Given task = Scan the lines below for the string "قدامة" and report how many lines contain it, giving only the number.

### Supplied material ###

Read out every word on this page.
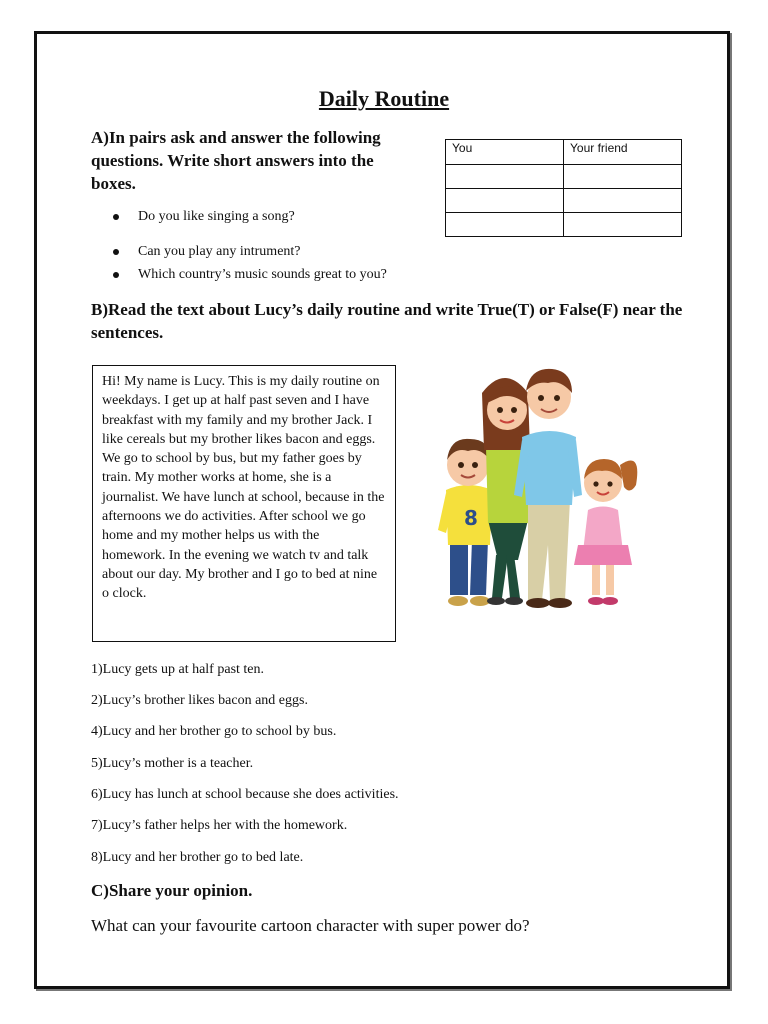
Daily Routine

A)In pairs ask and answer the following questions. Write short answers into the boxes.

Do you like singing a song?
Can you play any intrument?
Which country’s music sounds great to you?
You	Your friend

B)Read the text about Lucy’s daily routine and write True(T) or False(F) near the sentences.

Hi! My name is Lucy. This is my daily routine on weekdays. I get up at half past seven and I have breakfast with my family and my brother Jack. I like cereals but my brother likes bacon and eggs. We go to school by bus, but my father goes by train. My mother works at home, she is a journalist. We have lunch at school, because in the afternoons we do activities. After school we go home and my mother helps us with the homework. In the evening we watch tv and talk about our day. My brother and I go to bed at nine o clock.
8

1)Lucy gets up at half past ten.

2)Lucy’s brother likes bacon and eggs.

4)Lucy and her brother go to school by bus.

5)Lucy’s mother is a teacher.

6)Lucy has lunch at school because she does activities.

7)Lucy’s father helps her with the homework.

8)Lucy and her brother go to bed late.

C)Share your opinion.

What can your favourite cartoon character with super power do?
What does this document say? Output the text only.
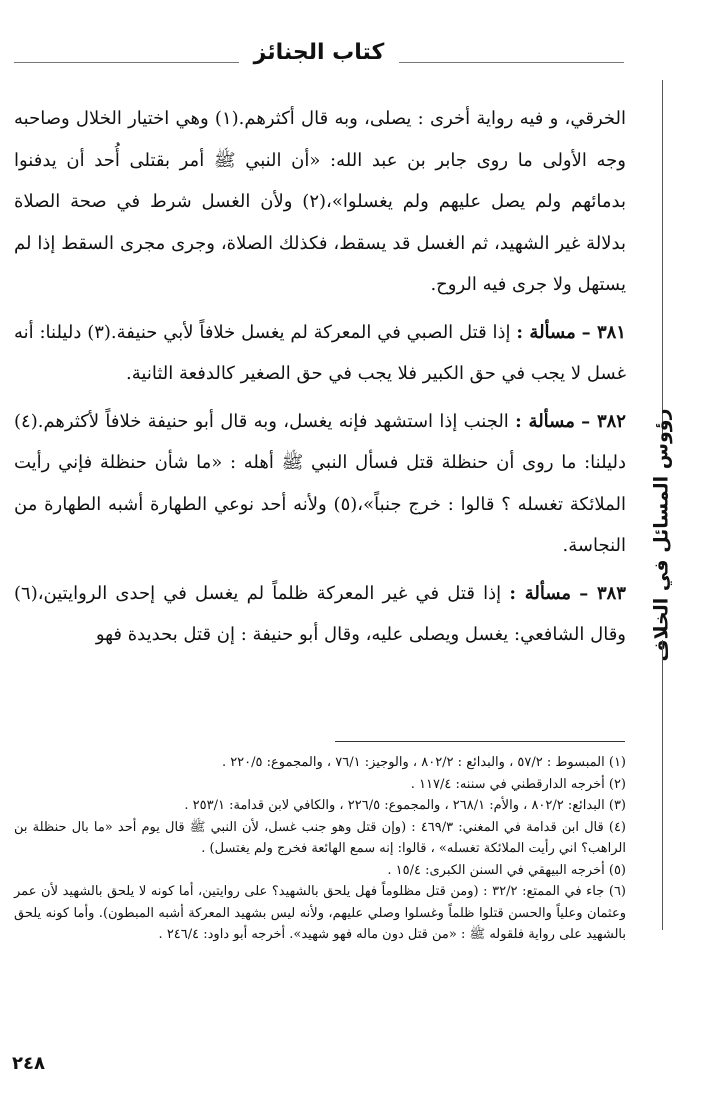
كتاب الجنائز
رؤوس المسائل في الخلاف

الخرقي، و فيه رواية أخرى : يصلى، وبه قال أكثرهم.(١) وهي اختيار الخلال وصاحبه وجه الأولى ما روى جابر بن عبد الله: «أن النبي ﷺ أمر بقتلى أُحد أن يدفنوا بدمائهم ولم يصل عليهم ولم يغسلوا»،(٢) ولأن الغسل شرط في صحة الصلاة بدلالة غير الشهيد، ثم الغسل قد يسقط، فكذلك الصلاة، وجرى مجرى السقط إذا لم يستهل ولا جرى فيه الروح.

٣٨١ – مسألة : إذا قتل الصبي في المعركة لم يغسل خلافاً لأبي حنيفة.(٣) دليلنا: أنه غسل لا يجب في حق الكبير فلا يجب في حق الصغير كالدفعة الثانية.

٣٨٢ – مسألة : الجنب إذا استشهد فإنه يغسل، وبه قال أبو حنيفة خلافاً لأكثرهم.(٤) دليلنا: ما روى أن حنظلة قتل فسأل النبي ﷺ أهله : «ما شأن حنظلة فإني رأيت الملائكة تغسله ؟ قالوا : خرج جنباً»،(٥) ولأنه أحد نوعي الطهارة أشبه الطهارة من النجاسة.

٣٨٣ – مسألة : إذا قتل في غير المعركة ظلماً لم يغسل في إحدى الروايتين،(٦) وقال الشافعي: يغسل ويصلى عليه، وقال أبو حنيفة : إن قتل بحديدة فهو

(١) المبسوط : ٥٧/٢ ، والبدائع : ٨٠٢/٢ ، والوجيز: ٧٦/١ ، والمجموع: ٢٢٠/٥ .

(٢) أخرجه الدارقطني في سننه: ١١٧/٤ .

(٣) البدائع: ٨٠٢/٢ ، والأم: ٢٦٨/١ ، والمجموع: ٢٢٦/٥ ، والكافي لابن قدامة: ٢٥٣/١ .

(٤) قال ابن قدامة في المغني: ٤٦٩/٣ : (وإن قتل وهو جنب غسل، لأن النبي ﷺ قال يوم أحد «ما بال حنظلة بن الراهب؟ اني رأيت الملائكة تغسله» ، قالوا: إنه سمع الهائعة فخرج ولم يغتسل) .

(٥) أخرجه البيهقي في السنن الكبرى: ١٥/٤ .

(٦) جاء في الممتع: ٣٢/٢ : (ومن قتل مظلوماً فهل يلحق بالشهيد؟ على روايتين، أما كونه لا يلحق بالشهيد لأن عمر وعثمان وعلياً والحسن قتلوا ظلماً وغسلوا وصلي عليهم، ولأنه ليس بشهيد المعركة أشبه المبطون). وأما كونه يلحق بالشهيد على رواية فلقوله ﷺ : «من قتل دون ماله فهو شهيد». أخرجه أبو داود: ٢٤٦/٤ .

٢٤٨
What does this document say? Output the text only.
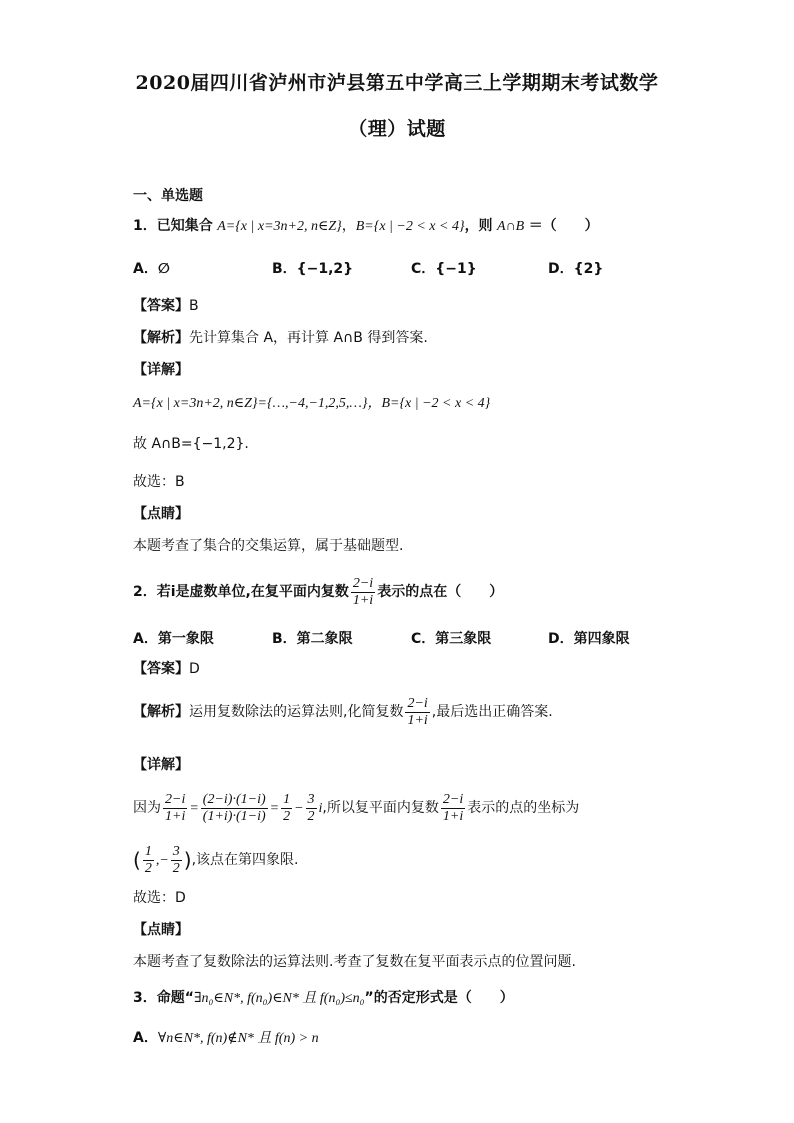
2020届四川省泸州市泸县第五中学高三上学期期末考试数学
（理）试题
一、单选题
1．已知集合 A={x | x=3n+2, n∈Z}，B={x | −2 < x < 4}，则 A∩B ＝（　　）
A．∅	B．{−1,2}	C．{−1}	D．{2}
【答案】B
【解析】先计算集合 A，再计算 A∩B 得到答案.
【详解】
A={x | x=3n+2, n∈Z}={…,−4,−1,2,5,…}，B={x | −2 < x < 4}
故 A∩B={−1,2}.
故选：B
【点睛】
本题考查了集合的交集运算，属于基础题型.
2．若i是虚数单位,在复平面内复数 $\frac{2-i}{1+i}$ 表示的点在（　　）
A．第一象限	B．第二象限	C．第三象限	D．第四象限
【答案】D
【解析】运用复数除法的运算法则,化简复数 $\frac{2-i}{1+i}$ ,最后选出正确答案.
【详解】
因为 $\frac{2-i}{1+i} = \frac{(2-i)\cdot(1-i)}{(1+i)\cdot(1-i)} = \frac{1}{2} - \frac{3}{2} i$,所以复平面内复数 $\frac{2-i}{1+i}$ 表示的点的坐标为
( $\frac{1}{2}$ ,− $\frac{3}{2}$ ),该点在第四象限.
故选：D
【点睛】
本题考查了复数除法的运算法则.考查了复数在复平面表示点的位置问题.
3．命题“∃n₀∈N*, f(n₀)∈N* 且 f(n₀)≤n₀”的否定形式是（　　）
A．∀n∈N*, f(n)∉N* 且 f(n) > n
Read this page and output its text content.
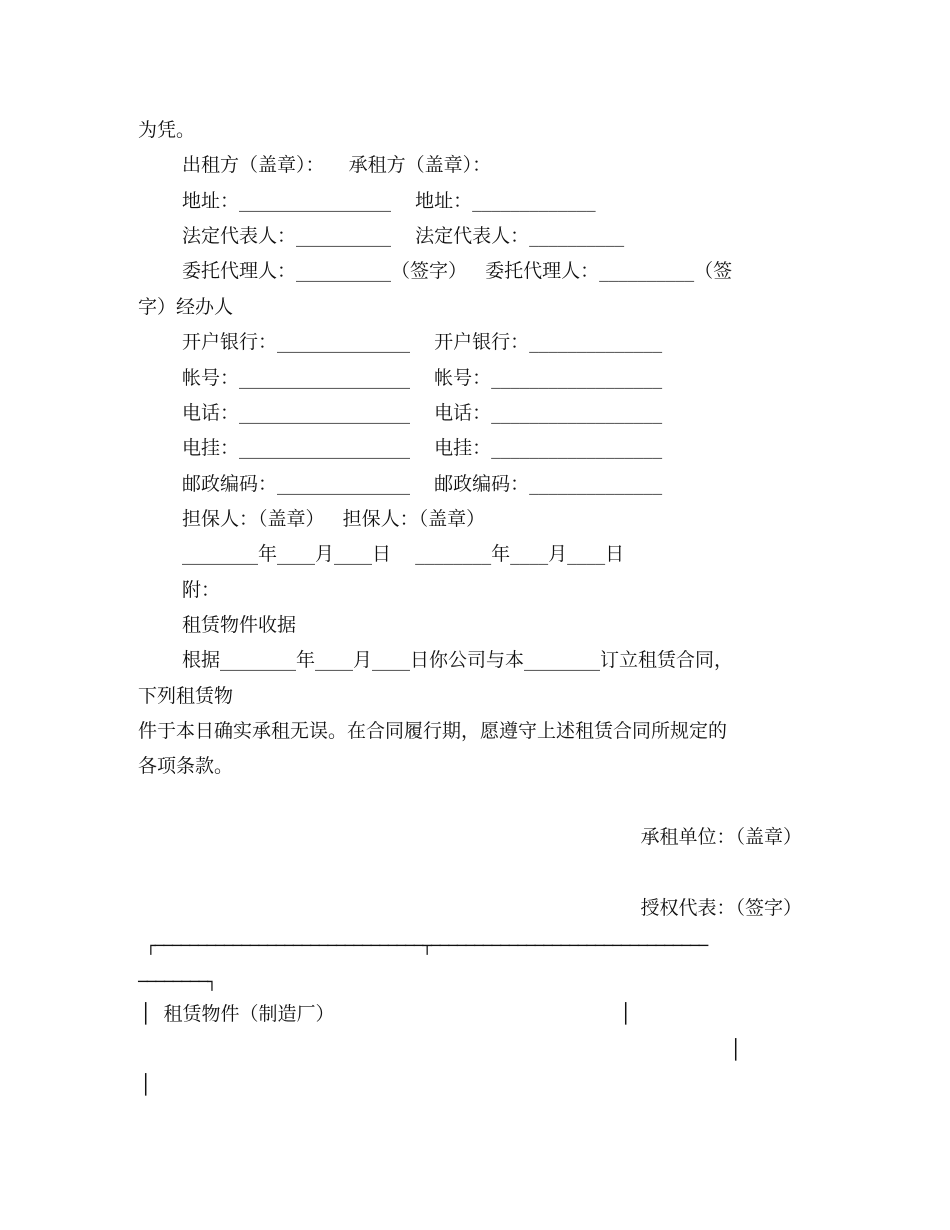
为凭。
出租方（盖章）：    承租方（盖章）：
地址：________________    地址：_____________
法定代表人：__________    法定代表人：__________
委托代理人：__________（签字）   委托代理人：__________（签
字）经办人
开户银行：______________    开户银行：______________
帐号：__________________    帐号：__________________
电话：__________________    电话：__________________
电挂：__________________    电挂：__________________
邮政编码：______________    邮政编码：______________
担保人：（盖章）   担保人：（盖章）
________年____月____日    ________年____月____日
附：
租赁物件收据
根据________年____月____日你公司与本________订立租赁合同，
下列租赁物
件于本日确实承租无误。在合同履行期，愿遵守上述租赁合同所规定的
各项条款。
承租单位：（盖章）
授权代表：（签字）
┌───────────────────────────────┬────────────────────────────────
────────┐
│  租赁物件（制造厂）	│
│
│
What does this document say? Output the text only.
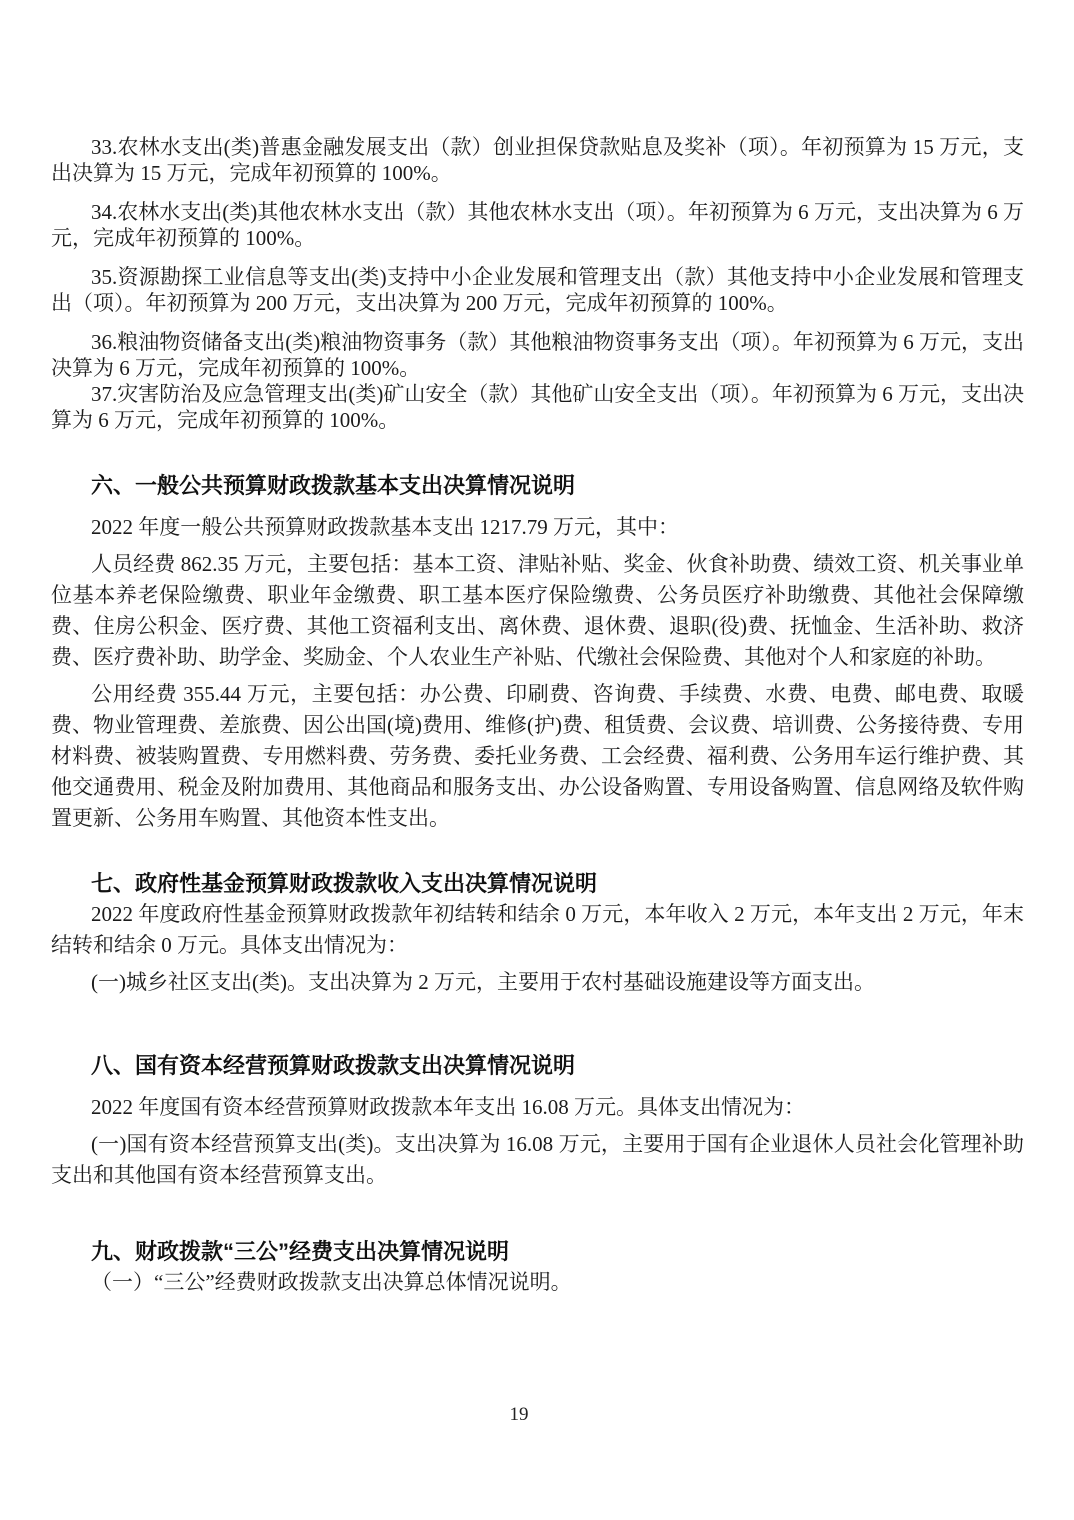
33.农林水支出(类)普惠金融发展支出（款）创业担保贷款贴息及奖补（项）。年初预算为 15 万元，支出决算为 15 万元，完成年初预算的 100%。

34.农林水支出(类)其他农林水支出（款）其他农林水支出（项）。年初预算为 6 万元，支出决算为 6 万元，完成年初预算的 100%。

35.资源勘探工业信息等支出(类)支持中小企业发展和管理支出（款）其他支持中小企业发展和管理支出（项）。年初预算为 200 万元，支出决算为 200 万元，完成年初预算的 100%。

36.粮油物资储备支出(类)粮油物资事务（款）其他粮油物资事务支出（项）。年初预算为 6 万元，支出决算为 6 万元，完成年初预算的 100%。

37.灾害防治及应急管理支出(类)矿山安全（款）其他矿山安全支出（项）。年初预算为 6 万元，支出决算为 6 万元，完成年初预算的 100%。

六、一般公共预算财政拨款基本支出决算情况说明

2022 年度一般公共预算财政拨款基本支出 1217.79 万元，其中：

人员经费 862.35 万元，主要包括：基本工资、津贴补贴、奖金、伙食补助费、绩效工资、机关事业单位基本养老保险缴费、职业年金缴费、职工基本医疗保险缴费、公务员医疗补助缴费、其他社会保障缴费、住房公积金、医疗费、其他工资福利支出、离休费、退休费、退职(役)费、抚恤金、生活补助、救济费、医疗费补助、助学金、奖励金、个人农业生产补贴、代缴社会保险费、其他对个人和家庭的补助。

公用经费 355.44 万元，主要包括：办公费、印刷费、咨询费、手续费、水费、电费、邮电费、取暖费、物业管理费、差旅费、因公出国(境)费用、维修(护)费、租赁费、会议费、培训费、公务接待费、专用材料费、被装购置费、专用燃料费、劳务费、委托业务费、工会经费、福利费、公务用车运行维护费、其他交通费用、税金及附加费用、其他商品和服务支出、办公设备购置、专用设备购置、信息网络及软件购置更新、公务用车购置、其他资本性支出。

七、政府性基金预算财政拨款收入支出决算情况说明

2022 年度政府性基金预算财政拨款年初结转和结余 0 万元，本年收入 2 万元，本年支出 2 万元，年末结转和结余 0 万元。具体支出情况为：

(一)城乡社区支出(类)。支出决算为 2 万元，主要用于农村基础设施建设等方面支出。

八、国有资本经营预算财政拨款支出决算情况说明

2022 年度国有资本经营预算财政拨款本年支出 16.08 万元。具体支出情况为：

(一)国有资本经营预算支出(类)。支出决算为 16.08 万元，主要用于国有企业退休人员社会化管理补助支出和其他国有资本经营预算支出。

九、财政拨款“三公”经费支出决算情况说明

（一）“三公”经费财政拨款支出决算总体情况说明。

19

###

Task response = 2